• _Set problem_:
Return each line from the records below that contains the string "tick", copied in full.

• _Data entries_:
— Start —
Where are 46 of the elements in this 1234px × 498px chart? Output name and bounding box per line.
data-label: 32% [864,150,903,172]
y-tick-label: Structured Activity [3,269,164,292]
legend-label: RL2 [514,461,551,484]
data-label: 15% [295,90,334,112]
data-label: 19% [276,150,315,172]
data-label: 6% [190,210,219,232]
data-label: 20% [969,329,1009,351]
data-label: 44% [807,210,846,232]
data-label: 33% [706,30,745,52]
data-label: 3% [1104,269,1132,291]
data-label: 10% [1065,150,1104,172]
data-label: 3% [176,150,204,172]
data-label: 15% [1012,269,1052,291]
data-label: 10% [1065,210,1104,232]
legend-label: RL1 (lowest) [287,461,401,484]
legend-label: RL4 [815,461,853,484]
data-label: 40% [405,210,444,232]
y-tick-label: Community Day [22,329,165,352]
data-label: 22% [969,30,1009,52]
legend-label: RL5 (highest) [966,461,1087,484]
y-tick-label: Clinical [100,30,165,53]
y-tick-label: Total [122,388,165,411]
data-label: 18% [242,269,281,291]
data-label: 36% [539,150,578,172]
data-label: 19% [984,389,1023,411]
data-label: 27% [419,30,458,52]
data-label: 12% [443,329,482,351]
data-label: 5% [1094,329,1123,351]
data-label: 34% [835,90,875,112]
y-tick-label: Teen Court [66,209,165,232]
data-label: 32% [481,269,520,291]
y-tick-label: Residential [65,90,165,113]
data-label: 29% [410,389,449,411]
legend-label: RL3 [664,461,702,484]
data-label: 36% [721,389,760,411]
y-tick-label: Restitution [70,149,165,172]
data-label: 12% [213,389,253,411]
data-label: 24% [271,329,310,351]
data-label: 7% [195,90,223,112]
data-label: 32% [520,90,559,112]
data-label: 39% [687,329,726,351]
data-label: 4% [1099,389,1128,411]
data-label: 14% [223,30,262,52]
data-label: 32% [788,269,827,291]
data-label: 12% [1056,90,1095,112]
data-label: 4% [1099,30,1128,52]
— End —
• _Result_:
y-tick-label: Structured Activity [3,269,164,292]
y-tick-label: Community Day [22,329,165,352]
y-tick-label: Clinical [100,30,165,53]
y-tick-label: Total [122,388,165,411]
y-tick-label: Teen Court [66,209,165,232]
y-tick-label: Residential [65,90,165,113]
y-tick-label: Restitution [70,149,165,172]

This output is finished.